**SHORT PROBLEM:** Each line of the data that includes the string "type" is to be copied out.

**MATERIAL SHOWN:**
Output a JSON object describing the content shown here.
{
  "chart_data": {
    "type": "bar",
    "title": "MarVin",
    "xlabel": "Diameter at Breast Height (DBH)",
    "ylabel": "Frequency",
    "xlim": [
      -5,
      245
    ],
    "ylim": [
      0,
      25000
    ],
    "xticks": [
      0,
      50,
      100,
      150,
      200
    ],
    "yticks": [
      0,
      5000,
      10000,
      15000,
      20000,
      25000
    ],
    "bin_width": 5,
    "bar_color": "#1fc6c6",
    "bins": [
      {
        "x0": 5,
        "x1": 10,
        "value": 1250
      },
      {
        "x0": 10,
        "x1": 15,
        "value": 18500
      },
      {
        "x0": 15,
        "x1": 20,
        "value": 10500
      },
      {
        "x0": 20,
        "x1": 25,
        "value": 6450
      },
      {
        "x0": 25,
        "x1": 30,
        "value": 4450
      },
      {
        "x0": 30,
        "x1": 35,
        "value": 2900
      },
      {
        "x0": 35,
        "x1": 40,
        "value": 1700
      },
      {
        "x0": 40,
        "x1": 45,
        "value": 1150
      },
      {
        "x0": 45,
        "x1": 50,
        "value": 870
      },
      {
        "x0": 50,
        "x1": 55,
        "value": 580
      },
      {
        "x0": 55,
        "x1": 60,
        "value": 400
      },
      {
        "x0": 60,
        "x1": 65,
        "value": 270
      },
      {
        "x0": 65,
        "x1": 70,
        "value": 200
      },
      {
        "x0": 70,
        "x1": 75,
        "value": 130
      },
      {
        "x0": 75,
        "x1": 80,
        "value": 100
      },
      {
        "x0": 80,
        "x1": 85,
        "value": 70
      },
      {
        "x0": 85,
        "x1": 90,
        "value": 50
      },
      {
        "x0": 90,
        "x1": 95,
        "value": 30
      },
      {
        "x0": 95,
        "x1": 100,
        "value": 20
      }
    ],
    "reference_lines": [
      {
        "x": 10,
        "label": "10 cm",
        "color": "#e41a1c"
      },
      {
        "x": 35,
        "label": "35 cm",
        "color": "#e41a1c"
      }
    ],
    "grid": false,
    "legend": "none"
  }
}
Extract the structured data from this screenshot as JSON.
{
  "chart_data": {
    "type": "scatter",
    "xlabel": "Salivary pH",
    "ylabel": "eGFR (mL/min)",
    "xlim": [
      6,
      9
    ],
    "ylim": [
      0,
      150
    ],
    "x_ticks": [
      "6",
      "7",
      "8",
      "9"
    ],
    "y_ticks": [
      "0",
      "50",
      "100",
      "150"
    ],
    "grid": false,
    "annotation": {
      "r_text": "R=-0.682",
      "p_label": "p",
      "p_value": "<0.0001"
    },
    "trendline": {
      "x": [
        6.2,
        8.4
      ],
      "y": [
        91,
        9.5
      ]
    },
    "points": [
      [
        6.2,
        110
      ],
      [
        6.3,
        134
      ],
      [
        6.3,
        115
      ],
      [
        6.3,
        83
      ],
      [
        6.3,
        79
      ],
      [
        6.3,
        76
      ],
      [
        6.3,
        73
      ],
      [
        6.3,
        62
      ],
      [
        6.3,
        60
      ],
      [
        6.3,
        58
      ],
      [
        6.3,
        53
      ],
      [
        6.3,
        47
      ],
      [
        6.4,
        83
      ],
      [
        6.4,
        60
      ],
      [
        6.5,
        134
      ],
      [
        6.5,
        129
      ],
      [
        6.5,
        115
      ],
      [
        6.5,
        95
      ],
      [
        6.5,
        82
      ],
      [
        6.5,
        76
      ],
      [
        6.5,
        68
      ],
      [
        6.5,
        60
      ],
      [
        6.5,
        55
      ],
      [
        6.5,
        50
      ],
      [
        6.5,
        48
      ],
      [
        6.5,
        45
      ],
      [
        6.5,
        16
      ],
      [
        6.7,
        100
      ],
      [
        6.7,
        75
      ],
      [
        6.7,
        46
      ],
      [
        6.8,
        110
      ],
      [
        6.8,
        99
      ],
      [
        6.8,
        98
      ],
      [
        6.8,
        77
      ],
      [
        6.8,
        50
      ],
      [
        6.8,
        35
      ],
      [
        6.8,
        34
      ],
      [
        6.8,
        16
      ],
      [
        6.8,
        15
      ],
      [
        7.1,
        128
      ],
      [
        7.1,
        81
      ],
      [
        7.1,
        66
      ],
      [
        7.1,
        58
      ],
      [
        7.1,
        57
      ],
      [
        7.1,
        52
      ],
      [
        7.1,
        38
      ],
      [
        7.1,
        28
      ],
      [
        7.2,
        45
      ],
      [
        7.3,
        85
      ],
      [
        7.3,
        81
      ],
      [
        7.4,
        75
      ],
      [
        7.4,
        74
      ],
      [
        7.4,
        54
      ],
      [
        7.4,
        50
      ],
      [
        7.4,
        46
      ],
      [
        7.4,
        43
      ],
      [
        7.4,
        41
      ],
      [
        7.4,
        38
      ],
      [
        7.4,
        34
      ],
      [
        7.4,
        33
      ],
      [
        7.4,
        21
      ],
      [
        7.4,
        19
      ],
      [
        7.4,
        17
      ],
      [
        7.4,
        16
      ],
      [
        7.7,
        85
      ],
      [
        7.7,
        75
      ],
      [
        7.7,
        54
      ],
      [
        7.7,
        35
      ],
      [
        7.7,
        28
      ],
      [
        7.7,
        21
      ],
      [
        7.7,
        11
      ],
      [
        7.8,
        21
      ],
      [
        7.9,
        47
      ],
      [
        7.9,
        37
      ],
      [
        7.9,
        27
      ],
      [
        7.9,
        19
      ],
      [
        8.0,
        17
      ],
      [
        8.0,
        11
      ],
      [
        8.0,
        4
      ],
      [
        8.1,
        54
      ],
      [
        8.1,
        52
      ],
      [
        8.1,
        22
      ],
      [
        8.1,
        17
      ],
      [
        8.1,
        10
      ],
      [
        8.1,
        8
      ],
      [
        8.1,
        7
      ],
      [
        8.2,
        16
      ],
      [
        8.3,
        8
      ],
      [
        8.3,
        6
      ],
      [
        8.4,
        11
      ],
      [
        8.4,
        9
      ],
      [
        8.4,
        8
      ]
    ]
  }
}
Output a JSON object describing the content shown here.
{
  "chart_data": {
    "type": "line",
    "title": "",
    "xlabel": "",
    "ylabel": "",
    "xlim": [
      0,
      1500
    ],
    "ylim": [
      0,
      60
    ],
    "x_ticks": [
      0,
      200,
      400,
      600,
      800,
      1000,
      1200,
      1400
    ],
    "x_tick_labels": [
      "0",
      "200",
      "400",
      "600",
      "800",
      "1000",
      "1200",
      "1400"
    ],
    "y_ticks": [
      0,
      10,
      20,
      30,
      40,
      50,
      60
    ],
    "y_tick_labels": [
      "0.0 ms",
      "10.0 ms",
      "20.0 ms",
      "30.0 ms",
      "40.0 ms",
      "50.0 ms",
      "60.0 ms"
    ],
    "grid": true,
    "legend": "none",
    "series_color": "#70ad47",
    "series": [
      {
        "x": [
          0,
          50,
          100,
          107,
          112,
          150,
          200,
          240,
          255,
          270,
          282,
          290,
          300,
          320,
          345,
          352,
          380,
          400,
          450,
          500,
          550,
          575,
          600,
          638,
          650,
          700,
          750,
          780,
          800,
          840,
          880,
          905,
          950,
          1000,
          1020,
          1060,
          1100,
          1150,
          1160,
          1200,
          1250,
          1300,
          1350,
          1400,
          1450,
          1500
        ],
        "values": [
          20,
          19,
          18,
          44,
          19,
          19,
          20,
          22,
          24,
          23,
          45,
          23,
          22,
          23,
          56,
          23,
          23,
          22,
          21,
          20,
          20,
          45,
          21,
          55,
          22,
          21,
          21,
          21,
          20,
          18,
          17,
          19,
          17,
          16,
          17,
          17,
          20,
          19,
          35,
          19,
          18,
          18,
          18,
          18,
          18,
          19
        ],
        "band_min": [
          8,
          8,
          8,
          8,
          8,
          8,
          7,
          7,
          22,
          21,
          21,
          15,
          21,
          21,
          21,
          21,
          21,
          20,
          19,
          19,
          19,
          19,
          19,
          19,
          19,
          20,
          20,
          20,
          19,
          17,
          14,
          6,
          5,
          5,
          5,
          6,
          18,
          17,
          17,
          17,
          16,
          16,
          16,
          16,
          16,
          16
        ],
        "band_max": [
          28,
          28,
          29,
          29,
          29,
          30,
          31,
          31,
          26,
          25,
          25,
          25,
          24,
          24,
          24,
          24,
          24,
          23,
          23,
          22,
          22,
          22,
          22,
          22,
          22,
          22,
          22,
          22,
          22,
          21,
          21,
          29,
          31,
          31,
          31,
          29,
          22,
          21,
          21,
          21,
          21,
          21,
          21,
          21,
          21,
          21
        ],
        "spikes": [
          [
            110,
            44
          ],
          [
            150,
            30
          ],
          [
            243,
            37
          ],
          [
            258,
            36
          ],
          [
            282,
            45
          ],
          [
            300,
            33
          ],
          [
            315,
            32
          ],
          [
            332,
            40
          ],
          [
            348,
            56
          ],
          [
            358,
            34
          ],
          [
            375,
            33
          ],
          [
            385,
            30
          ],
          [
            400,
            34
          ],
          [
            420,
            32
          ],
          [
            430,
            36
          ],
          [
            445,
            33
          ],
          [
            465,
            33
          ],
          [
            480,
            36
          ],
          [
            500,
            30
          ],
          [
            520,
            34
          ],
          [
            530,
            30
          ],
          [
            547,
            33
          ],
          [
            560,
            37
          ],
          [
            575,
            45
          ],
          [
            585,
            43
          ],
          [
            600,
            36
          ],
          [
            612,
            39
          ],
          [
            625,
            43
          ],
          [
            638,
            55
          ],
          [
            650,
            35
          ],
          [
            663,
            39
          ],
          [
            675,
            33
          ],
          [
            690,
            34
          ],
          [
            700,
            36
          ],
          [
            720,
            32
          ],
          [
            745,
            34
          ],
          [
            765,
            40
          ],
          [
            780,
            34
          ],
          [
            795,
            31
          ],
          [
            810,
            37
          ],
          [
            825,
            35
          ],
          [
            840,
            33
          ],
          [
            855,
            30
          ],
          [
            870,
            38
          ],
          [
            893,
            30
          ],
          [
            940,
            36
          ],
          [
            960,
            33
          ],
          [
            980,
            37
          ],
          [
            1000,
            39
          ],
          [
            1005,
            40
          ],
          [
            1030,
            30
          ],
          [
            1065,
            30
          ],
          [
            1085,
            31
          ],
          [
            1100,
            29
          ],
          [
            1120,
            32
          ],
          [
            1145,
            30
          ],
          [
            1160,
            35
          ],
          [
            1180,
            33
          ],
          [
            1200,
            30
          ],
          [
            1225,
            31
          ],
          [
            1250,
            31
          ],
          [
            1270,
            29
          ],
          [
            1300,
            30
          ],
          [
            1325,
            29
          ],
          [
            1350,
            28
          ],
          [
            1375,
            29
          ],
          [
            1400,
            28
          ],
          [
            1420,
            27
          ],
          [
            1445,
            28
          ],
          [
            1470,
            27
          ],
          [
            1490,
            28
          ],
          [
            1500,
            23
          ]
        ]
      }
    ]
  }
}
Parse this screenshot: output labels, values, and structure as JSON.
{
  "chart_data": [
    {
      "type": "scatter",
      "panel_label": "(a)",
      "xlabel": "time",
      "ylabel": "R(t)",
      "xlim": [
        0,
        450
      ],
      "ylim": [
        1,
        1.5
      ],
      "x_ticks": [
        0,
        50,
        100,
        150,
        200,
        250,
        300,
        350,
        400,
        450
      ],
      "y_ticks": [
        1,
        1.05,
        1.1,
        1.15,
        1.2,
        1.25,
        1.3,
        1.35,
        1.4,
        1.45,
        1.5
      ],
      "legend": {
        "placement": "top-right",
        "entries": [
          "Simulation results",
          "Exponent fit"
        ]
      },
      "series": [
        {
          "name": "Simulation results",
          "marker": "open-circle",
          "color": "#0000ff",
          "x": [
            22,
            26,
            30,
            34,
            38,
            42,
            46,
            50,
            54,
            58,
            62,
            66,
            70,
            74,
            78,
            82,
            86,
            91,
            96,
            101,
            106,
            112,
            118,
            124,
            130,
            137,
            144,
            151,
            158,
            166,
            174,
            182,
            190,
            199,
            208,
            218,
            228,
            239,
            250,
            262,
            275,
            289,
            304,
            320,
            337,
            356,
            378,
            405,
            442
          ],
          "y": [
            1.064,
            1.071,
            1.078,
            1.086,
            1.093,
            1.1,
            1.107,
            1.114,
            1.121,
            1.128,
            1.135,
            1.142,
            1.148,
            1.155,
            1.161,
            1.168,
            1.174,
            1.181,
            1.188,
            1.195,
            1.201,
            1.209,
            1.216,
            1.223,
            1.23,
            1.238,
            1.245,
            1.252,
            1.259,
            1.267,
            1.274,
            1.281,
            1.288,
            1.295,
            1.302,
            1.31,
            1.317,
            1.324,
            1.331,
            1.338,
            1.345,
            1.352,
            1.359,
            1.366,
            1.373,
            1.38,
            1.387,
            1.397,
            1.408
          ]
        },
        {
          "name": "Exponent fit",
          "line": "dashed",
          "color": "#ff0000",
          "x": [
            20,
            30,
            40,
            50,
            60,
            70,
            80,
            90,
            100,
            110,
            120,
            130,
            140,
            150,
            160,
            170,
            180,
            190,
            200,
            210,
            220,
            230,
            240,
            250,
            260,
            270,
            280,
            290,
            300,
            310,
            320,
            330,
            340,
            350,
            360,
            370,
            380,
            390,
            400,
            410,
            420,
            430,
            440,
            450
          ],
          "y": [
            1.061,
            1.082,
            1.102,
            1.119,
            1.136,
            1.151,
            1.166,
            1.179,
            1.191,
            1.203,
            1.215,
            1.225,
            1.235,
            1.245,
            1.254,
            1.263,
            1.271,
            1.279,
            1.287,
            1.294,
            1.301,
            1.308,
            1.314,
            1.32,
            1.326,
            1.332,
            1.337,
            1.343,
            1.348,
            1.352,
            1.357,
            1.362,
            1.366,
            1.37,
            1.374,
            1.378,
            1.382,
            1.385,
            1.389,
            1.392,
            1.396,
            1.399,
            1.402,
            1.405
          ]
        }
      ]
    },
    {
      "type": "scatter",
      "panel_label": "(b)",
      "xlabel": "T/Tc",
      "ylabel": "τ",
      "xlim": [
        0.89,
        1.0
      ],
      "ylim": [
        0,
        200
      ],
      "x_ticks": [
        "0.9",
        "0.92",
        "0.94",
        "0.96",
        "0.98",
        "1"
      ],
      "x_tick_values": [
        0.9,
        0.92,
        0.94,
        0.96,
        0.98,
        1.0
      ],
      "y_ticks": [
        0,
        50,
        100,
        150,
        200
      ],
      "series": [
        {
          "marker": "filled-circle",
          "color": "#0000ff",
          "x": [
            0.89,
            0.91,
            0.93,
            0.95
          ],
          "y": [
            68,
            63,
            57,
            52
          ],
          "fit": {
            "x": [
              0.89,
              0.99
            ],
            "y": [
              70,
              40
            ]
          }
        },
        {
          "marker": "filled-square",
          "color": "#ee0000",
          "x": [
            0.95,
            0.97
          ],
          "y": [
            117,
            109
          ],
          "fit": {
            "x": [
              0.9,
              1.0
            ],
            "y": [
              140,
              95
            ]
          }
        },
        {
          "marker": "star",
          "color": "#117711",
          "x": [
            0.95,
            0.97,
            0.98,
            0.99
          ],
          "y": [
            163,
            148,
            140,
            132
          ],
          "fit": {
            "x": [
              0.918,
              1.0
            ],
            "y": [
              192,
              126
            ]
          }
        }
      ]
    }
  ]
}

**OUTPUT FOR THIS EXERCISE:**
    "type": "bar",
    "type": "scatter",
    "type": "line",
      "type": "scatter",
      "type": "scatter",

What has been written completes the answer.